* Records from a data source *
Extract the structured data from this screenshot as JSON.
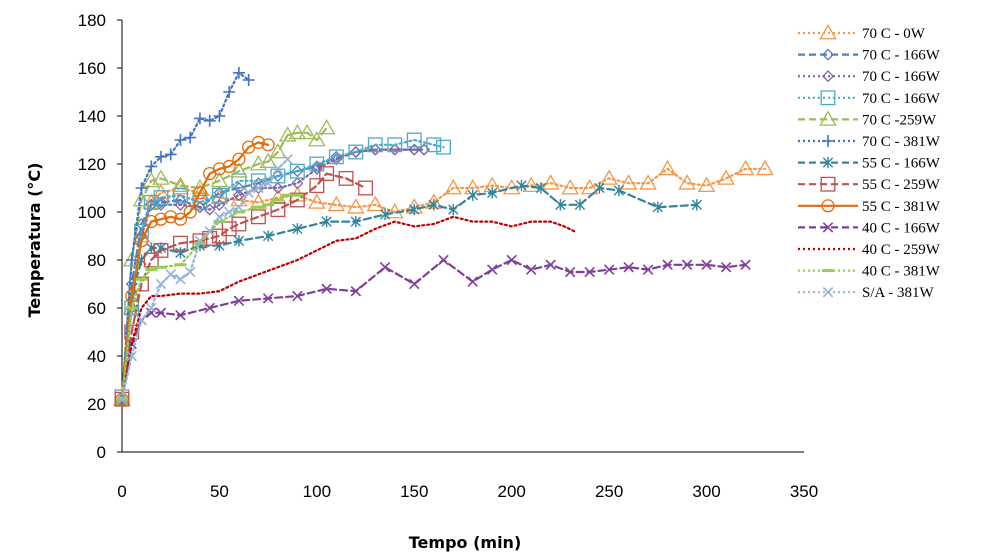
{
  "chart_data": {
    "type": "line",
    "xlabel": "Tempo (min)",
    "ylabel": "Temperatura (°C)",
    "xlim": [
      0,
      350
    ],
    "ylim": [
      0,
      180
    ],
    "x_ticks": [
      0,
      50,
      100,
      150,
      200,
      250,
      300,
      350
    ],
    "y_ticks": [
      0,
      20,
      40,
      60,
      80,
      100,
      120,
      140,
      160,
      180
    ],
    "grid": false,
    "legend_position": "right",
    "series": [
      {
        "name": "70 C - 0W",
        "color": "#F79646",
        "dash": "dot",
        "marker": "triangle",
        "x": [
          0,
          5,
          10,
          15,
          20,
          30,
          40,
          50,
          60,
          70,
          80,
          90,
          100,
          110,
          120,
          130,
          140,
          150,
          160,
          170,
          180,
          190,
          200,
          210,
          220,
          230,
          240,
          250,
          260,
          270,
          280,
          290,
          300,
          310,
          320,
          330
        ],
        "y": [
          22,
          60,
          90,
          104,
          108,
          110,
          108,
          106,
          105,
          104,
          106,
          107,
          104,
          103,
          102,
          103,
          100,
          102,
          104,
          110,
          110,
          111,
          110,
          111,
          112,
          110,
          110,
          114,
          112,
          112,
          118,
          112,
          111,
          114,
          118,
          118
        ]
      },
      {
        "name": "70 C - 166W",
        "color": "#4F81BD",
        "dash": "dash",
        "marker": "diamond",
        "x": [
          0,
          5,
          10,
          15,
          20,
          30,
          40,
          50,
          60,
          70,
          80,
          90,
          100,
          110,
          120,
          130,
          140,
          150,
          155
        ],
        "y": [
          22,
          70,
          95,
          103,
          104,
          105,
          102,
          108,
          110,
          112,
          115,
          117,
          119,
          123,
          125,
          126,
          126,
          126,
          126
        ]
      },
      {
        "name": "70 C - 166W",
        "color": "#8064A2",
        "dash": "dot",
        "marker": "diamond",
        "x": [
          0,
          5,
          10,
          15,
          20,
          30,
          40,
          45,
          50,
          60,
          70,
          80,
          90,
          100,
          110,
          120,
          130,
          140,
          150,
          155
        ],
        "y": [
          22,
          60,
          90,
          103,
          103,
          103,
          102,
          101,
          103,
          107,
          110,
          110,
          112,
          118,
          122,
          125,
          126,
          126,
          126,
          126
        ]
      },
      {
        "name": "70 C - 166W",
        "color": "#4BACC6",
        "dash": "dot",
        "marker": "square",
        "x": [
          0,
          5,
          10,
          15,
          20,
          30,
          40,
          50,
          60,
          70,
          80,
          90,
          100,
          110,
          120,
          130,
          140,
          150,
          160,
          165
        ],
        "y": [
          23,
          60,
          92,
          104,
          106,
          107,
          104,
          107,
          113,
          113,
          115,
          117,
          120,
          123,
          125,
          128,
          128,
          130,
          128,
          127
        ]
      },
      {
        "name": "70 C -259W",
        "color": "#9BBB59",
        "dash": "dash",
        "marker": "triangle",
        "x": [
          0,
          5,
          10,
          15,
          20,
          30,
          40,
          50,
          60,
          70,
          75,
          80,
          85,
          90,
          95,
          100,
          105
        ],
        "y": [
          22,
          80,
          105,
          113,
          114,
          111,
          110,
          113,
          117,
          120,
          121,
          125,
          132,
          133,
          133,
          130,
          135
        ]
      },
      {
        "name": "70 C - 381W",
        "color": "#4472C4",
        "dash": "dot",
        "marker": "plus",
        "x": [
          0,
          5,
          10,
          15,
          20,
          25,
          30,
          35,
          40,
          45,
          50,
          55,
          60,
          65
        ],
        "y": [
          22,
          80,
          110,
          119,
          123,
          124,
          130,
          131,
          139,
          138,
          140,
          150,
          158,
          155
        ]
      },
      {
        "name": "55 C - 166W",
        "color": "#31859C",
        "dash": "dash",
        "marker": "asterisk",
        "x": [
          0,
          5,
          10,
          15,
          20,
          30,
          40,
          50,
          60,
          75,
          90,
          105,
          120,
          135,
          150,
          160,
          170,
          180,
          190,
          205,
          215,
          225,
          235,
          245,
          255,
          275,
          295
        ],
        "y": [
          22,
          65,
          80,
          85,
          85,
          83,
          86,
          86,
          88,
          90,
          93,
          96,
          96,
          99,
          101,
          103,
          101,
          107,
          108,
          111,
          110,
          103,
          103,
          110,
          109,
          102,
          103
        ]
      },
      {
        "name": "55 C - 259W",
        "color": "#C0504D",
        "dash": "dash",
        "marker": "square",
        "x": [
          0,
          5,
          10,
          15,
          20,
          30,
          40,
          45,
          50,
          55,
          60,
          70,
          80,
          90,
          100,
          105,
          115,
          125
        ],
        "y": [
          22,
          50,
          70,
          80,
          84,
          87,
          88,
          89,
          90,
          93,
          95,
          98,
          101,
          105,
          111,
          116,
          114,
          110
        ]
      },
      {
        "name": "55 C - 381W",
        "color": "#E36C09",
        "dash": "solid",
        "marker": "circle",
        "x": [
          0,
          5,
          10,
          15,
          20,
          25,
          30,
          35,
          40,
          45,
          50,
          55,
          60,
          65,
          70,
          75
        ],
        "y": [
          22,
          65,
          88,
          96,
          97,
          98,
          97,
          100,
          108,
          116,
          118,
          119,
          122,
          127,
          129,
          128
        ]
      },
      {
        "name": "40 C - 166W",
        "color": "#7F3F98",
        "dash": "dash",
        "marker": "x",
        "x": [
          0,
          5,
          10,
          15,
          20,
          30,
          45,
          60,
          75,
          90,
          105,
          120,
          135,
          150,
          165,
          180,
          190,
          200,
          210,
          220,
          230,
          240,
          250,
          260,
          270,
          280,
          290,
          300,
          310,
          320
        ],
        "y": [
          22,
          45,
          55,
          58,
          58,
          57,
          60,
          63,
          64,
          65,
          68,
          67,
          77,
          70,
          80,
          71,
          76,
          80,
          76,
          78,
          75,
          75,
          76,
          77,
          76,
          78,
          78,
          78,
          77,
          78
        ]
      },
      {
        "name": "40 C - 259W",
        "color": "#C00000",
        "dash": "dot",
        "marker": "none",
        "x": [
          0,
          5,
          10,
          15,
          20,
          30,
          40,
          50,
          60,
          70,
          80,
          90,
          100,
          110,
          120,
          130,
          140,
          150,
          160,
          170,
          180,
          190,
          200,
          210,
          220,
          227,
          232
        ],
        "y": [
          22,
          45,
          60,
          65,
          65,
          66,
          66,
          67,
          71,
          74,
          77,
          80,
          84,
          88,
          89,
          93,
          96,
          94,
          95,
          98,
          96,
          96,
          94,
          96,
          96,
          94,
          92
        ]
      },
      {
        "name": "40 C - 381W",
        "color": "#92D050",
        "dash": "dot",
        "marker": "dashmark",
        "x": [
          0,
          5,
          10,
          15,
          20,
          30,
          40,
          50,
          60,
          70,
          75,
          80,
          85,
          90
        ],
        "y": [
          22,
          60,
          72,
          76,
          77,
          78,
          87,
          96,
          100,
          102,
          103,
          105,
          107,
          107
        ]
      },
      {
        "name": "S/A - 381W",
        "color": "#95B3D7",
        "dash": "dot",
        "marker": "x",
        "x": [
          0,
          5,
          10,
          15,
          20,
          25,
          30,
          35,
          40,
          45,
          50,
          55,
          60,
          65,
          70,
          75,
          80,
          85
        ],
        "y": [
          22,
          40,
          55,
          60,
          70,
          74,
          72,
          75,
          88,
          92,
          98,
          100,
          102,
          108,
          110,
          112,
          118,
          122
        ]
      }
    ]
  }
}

---

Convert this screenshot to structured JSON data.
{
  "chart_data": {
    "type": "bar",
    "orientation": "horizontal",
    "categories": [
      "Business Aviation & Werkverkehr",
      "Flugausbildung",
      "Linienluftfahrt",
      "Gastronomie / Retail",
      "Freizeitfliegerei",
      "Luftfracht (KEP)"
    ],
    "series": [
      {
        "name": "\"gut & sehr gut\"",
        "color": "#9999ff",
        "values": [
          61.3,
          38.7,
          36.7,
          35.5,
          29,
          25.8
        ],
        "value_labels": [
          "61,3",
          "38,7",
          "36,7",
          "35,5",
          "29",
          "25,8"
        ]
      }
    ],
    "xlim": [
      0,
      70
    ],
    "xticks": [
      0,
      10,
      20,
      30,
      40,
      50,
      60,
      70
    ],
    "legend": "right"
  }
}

==

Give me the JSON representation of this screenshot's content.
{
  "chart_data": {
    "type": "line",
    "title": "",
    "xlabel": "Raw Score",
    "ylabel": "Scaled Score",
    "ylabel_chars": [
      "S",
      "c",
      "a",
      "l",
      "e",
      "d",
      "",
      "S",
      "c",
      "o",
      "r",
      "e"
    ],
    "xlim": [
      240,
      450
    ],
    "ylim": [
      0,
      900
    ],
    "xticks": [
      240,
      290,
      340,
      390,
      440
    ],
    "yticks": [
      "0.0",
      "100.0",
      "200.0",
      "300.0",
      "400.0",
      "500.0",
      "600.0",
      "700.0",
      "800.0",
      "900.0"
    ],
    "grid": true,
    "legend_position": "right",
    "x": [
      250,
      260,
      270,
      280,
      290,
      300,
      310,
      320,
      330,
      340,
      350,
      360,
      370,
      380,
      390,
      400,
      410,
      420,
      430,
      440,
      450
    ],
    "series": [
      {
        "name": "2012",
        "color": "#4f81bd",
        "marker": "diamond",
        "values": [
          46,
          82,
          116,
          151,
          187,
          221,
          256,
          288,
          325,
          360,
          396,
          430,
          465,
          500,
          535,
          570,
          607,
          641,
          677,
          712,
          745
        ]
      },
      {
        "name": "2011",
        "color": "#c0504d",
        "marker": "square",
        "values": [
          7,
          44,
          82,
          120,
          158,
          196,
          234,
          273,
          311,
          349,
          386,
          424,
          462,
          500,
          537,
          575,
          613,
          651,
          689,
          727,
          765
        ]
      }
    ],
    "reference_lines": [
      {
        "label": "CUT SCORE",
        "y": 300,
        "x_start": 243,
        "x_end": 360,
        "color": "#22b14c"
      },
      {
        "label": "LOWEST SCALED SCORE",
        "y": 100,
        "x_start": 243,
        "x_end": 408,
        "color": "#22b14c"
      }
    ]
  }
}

* GIVEN PROBLEM *
How many lines in the listing above contain "this"? Answer with the number alone.

* TASK SOLUTION *
3